Requirements >>
Search the material for "detached" and show all lines that contain it.

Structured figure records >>
=======
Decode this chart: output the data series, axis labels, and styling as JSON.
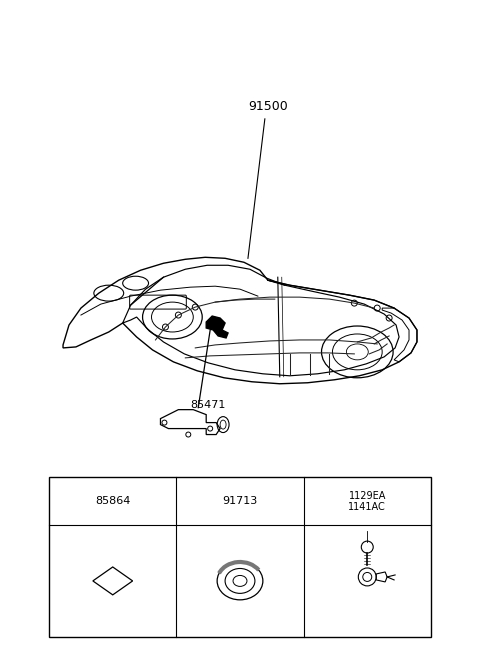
{
  "bg_color": "#ffffff",
  "line_color": "#000000",
  "fig_width": 4.8,
  "fig_height": 6.55,
  "dpi": 100,
  "label_91500": "91500",
  "label_85471": "85471",
  "label_85864": "85864",
  "label_91713": "91713",
  "label_1129EA": "1129EA",
  "label_1141AC": "1141AC",
  "font_size_labels": 8
}
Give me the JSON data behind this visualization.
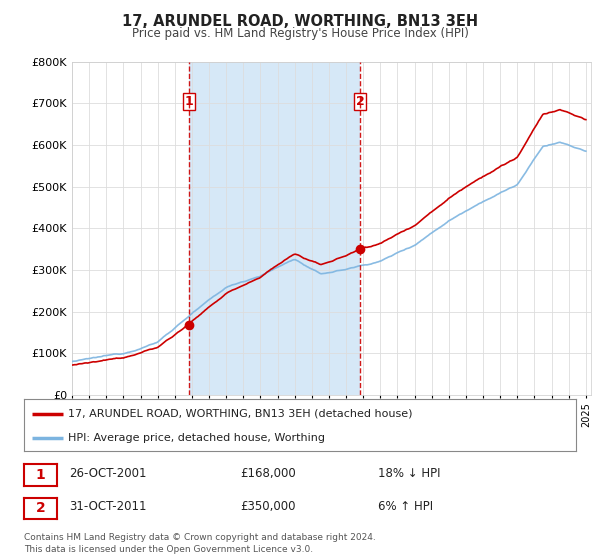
{
  "title": "17, ARUNDEL ROAD, WORTHING, BN13 3EH",
  "subtitle": "Price paid vs. HM Land Registry's House Price Index (HPI)",
  "legend_line1": "17, ARUNDEL ROAD, WORTHING, BN13 3EH (detached house)",
  "legend_line2": "HPI: Average price, detached house, Worthing",
  "sale1_date": "26-OCT-2001",
  "sale1_price": "£168,000",
  "sale1_hpi": "18% ↓ HPI",
  "sale2_date": "31-OCT-2011",
  "sale2_price": "£350,000",
  "sale2_hpi": "6% ↑ HPI",
  "footer": "Contains HM Land Registry data © Crown copyright and database right 2024.\nThis data is licensed under the Open Government Licence v3.0.",
  "hpi_color": "#7cb4e0",
  "price_color": "#cc0000",
  "sale_vline_color": "#cc0000",
  "shade_color": "#d6e8f7",
  "bg_color": "#ffffff",
  "ylim": [
    0,
    800000
  ],
  "yticks": [
    0,
    100000,
    200000,
    300000,
    400000,
    500000,
    600000,
    700000,
    800000
  ],
  "sale1_year": 2001.82,
  "sale2_year": 2011.82,
  "sale1_price_val": 168000,
  "sale2_price_val": 350000
}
=======
Task output >>
  "legend_line1": "17, ARUNDEL ROAD, WORTHING, BN13 3EH (detached house)",
  "legend_line2": "HPI: Average price, detached house, Worthing",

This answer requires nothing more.